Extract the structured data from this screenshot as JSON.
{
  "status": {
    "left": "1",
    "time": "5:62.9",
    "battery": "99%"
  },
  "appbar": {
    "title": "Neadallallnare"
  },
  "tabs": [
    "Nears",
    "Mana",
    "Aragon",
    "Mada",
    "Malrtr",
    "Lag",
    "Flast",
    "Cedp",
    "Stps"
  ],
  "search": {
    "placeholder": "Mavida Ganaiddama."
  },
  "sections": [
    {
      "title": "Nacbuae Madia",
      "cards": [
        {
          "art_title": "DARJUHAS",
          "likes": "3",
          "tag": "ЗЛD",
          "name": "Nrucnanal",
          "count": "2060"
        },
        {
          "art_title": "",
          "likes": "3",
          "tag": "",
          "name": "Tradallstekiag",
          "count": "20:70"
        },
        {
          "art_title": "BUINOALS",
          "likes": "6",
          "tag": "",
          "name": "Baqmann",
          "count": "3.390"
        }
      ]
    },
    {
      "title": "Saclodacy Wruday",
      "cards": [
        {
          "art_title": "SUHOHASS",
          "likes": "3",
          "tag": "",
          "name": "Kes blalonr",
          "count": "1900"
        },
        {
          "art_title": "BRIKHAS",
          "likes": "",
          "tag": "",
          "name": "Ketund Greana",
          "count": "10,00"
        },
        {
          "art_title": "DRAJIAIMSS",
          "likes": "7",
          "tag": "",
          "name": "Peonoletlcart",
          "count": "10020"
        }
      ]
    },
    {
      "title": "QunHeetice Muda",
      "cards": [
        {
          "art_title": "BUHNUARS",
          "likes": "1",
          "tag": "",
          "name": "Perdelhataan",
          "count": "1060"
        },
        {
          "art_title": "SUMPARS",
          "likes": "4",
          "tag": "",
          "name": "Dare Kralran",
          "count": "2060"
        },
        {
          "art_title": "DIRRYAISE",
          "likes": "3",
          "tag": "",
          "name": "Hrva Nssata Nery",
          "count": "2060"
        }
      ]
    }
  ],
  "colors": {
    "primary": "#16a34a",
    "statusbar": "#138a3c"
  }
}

════════════════

Select every line in the material above where the string "name" occurs, and copy it.

          "name": "Nrucnanal",
          "name": "Tradallstekiag",
          "name": "Baqmann",
          "name": "Kes blalonr",
          "name": "Ketund Greana",
          "name": "Peonoletlcart",
          "name": "Perdelhataan",
          "name": "Dare Kralran",
          "name": "Hrva Nssata Nery",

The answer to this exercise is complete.